Otro estudio, que también utilizaba los restos de carbono 14 acumulados en las células tras los ensayos nucleares, descubrió que el tendón de Aquiles no se recupera con el tiempo.
2. La bomba y el descubrimiento del cambio climático
Los propios responsables de la aparición de ese exceso de carbono 14 que ha servido a los investigadores suecos para comprobar la capacidad de generar neuronas del cerebro, fueron los primeros que empezaron a analizar su presencia en la atmósfera.
Según explica el historiador de la Universidad de Míchigan Paul Edwards, el carbono radiactivo inyectado por los tests nucleares en la atmósfera se convirtió en la primera manera efectiva para seguir el camino que seguían determinadas corrientes de aire a grandes altitudes.
Entre 1953 y 1957, científicos del Laboratorio Nacional Argonne, el Servicio Climatológico y el Instituto Fermi para Estudios Nucleares, todos en EEUU, comenzaron a emplear globos para recoger muestras de aire en la atmósfera. Analizaron las concentraciones de dióxido de carbono, carbono radiactivo y tritio y descubrieron muchas cosas que ahora están en la base de nuestra comprensión del cambio climático.
En primer lugar, hallaron que las concentraciones de dióxido de carbono eran prácticamente uniformes a todas las altitudes, demostrando que este gas se mezcla rápidamente y de una forma homogénea por toda la atmósfera. Esto mostró, entre otras cosas, que unas pocas mediciones tomadas en un puñado de lugares sería suficiente para conocer la concentración global de dióxido de carbono. Esa concentración era entonces de 310 partes por millón;
hoy roza las 400. La ciencia que nació en busca de los restos de aquellas armas que amenazaban con aniquilar la vida sobre la Tierra, se ha acabado poniendo al servicio de otra amenaza de dimensiones descomunales para la civilización.

————————

◆ QUÉ HACER ◆
- a) Por favor, reproduce literalmente todo lo que va desde "2. La bomba" hasta "presencia en la atmósfera." en el fragmento sobre el carbono 14.
- b) En el fragmento sobre el carbono 14, ¿qué concentración de dióxido de carbono se midió en la atmósfera en las muestras tomadas con globos?
Las filas son un material aparte y no guardan relación con el fragmento sobre el carbono 14.

◆ DATOS PARA ANALIZAR ◆
————————

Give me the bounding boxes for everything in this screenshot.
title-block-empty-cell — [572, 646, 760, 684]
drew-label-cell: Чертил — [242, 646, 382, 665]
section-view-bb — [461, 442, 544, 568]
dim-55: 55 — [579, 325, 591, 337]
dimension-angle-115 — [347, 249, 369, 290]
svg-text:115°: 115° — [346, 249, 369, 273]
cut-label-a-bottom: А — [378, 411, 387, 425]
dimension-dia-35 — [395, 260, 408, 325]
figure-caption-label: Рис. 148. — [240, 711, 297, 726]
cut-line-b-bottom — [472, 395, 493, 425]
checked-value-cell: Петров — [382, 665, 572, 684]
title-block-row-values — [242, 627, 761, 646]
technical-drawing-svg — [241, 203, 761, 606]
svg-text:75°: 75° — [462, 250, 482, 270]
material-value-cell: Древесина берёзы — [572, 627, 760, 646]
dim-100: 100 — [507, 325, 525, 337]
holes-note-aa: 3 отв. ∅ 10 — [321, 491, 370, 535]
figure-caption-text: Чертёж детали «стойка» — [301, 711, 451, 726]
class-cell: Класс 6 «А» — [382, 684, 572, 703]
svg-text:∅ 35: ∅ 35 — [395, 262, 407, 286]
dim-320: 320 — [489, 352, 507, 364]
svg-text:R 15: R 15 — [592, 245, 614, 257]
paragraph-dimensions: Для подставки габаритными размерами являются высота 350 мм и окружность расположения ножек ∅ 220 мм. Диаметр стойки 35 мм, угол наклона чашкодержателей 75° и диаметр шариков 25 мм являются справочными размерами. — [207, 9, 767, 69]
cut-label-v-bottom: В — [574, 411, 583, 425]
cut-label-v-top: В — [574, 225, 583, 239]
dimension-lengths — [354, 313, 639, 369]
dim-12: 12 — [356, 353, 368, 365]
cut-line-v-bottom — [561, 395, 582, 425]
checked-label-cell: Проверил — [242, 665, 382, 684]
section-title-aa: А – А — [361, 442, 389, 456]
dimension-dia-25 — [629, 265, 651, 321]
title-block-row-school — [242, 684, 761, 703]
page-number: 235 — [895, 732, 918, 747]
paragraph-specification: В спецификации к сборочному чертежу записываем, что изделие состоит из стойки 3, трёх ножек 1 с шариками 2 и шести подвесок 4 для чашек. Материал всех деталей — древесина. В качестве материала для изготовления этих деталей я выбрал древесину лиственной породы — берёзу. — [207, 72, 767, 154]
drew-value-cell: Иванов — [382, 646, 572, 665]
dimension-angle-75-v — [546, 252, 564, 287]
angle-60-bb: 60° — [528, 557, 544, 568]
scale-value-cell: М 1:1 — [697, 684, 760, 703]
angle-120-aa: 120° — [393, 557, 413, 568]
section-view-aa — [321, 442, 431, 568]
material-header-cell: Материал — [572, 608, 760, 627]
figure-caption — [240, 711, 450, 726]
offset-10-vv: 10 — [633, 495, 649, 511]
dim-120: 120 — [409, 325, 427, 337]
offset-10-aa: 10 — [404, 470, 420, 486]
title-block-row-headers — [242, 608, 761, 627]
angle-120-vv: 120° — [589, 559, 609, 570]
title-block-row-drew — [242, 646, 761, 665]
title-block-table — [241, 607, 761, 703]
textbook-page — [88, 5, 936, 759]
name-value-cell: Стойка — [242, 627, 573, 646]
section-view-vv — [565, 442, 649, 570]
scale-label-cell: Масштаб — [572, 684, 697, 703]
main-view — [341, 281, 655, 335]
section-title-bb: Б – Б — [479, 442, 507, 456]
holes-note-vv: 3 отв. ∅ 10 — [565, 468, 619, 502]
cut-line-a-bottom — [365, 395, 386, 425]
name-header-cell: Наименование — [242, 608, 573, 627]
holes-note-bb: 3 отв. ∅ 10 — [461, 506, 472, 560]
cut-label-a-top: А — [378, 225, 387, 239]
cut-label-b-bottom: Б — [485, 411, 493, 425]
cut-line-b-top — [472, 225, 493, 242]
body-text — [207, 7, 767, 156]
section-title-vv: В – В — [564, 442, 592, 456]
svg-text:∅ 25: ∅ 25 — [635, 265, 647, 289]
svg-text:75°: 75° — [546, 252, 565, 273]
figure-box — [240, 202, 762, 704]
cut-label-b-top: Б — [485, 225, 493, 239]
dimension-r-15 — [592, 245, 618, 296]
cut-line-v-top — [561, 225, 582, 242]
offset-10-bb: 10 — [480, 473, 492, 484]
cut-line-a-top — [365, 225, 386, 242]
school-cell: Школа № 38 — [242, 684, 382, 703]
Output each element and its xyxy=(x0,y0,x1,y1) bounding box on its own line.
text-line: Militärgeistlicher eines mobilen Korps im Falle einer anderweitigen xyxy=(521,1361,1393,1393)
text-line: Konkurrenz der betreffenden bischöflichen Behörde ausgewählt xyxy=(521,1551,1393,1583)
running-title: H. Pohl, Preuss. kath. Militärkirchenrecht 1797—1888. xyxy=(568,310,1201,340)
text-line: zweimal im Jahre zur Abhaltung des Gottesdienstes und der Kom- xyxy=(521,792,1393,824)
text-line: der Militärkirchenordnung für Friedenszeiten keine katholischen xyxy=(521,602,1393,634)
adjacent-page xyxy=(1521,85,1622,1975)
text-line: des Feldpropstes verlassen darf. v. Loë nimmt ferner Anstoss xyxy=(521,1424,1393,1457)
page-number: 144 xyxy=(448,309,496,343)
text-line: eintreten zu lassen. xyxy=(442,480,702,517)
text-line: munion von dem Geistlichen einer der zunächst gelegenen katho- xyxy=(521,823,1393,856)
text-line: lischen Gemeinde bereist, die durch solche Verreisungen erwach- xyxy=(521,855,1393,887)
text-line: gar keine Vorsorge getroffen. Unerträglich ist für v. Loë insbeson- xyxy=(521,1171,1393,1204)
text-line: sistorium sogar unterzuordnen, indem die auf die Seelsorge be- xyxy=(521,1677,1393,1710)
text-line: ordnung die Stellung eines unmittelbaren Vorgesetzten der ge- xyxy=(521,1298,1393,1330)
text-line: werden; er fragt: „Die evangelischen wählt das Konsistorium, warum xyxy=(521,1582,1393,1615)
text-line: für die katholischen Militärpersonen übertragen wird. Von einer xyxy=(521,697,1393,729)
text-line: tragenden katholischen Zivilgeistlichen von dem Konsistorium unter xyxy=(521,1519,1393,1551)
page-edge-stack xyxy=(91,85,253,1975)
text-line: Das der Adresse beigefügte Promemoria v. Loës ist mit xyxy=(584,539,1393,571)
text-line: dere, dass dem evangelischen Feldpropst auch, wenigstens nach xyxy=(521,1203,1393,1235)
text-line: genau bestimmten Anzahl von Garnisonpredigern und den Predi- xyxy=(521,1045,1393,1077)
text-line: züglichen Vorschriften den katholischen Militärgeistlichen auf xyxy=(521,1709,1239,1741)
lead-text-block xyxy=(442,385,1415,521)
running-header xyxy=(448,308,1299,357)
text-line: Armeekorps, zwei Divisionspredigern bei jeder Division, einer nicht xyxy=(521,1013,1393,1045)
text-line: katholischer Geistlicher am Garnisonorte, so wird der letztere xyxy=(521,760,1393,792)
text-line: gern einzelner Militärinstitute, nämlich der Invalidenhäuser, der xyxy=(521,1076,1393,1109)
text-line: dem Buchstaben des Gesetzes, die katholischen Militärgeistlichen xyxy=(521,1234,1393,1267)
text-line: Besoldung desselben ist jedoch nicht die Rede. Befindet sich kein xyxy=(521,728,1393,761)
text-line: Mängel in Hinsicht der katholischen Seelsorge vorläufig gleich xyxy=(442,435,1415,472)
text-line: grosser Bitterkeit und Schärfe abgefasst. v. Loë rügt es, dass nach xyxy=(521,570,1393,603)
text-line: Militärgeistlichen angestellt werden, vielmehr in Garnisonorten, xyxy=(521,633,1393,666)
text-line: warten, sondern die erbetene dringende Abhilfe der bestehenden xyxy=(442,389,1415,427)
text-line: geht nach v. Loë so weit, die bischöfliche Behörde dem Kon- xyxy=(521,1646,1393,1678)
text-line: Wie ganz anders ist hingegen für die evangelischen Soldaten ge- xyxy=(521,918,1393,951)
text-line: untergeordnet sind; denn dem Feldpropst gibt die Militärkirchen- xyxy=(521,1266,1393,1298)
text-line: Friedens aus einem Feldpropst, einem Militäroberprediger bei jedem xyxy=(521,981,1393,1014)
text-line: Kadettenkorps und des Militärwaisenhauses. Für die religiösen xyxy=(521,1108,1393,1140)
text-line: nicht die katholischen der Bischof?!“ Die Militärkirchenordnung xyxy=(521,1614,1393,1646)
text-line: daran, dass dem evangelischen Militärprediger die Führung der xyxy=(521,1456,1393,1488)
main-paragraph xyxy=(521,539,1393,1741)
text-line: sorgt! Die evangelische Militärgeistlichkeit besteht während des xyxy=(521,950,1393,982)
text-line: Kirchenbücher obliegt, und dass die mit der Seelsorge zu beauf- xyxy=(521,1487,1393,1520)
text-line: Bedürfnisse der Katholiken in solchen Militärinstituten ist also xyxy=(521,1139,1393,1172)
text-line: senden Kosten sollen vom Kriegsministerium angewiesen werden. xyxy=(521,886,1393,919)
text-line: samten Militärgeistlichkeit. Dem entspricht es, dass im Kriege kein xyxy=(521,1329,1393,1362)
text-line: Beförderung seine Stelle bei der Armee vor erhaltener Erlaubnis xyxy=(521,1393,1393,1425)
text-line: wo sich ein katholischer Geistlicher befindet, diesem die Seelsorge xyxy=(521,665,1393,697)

————————

◆ RESPUESTAS ESPERADAS ◆
- a)
2. La bomba y el descubrimiento del cambio climático
Los propios responsables de la aparición de ese exceso de carbono 14 que ha servido a los investigadores suecos para comprobar la capacidad de generar neuronas del cerebro, fueron los primeros que empezaron a analizar su presencia en la atmósfera.

- b) 310 partes por millón.